▶ Records about charts and figures
──────

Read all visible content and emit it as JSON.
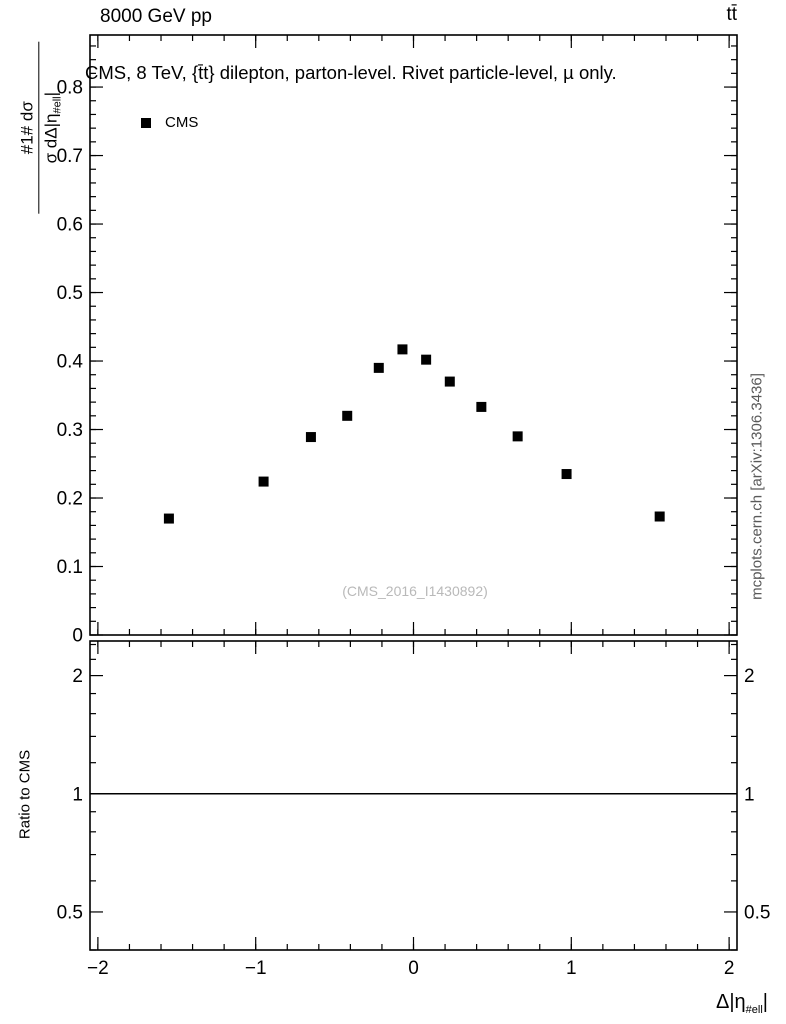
{
  "header": {
    "left": "8000 GeV pp",
    "right": "tt̄"
  },
  "title": "CMS, 8 TeV, {t̄t} dilepton, parton-level. Rivet particle-level, µ only.",
  "legend": {
    "entries": [
      {
        "label": "CMS",
        "marker": "filled-square",
        "color": "#000000"
      }
    ]
  },
  "main_ylabel": {
    "numerator": "#1# dσ",
    "denominator_pre": "σ dΔ|η",
    "denominator_sub": "#ell",
    "denominator_post": "|"
  },
  "ratio_ylabel": "Ratio to CMS",
  "xlabel": {
    "pre": "Δ|η",
    "sub": "#ell",
    "post": "|"
  },
  "watermark": "(CMS_2016_I1430892)",
  "side_label": "mcplots.cern.ch [arXiv:1306.3436]",
  "colors": {
    "marker": "#000000",
    "frame": "#000000",
    "watermark": "#b9b9b9",
    "side_label": "#595959"
  },
  "chart_data": {
    "type": "scatter",
    "title": "CMS, 8 TeV, {t̄t} dilepton, parton-level. Rivet particle-level, µ only.",
    "xlabel": "Δ|η_#ell|",
    "ylabel": "1/σ dσ/dΔ|η_#ell|",
    "x_axis": {
      "lim": [
        -2.05,
        2.05
      ],
      "ticks": [
        -2,
        -1,
        0,
        1,
        2
      ],
      "tick_labels": [
        "−2",
        "−1",
        "0",
        "1",
        "2"
      ],
      "minor_step": 0.2
    },
    "main_panel": {
      "ylim": [
        0,
        0.876
      ],
      "yticks": [
        0,
        0.1,
        0.2,
        0.3,
        0.4,
        0.5,
        0.6,
        0.7,
        0.8
      ],
      "ytick_labels": [
        "0",
        "0.1",
        "0.2",
        "0.3",
        "0.4",
        "0.5",
        "0.6",
        "0.7",
        "0.8"
      ],
      "y_minor_step": 0.02,
      "grid": false
    },
    "ratio_panel": {
      "yscale": "log",
      "ylim": [
        0.4,
        2.45
      ],
      "yticks": [
        0.5,
        1,
        2
      ],
      "ytick_labels": [
        "0.5",
        "1",
        "2"
      ],
      "y_minor_ticks": [
        0.4,
        0.6,
        0.7,
        0.8,
        0.9,
        1.2,
        1.4,
        1.6,
        1.8,
        2.2,
        2.4
      ],
      "reference_line": 1
    },
    "series": [
      {
        "name": "CMS",
        "marker": "filled-square",
        "color": "#000000",
        "points": [
          [
            -1.55,
            0.17
          ],
          [
            -0.95,
            0.224
          ],
          [
            -0.65,
            0.289
          ],
          [
            -0.42,
            0.32
          ],
          [
            -0.22,
            0.39
          ],
          [
            -0.07,
            0.417
          ],
          [
            0.08,
            0.402
          ],
          [
            0.23,
            0.37
          ],
          [
            0.43,
            0.333
          ],
          [
            0.66,
            0.29
          ],
          [
            0.97,
            0.235
          ],
          [
            1.56,
            0.173
          ]
        ]
      }
    ]
  }
}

──────

▶ YOUR GOAL
Write out all the records again, exactly, minus any pictures.

▶ ANSWER TO THE TASK
Read all visible content and emit it as JSON.
{
  "header": {
    "left": "8000 GeV pp",
    "right": "tt̄"
  },
  "title": "CMS, 8 TeV, {t̄t} dilepton, parton-level. Rivet particle-level, µ only.",
  "legend": {
    "entries": [
      {
        "label": "CMS",
        "marker": "filled-square",
        "color": "#000000"
      }
    ]
  },
  "main_ylabel": {
    "numerator": "#1# dσ",
    "denominator_pre": "σ dΔ|η",
    "denominator_sub": "#ell",
    "denominator_post": "|"
  },
  "ratio_ylabel": "Ratio to CMS",
  "xlabel": {
    "pre": "Δ|η",
    "sub": "#ell",
    "post": "|"
  },
  "watermark": "(CMS_2016_I1430892)",
  "side_label": "mcplots.cern.ch [arXiv:1306.3436]",
  "colors": {
    "marker": "#000000",
    "frame": "#000000",
    "watermark": "#b9b9b9",
    "side_label": "#595959"
  },
  "chart_data": {
    "type": "scatter",
    "title": "CMS, 8 TeV, {t̄t} dilepton, parton-level. Rivet particle-level, µ only.",
    "xlabel": "Δ|η_#ell|",
    "ylabel": "1/σ dσ/dΔ|η_#ell|",
    "x_axis": {
      "lim": [
        -2.05,
        2.05
      ],
      "ticks": [
        -2,
        -1,
        0,
        1,
        2
      ],
      "tick_labels": [
        "−2",
        "−1",
        "0",
        "1",
        "2"
      ],
      "minor_step": 0.2
    },
    "main_panel": {
      "ylim": [
        0,
        0.876
      ],
      "yticks": [
        0,
        0.1,
        0.2,
        0.3,
        0.4,
        0.5,
        0.6,
        0.7,
        0.8
      ],
      "ytick_labels": [
        "0",
        "0.1",
        "0.2",
        "0.3",
        "0.4",
        "0.5",
        "0.6",
        "0.7",
        "0.8"
      ],
      "y_minor_step": 0.02,
      "grid": false
    },
    "ratio_panel": {
      "yscale": "log",
      "ylim": [
        0.4,
        2.45
      ],
      "yticks": [
        0.5,
        1,
        2
      ],
      "ytick_labels": [
        "0.5",
        "1",
        "2"
      ],
      "y_minor_ticks": [
        0.4,
        0.6,
        0.7,
        0.8,
        0.9,
        1.2,
        1.4,
        1.6,
        1.8,
        2.2,
        2.4
      ],
      "reference_line": 1
    },
    "series": [
      {
        "name": "CMS",
        "marker": "filled-square",
        "color": "#000000",
        "points": [
          [
            -1.55,
            0.17
          ],
          [
            -0.95,
            0.224
          ],
          [
            -0.65,
            0.289
          ],
          [
            -0.42,
            0.32
          ],
          [
            -0.22,
            0.39
          ],
          [
            -0.07,
            0.417
          ],
          [
            0.08,
            0.402
          ],
          [
            0.23,
            0.37
          ],
          [
            0.43,
            0.333
          ],
          [
            0.66,
            0.29
          ],
          [
            0.97,
            0.235
          ],
          [
            1.56,
            0.173
          ]
        ]
      }
    ]
  }
}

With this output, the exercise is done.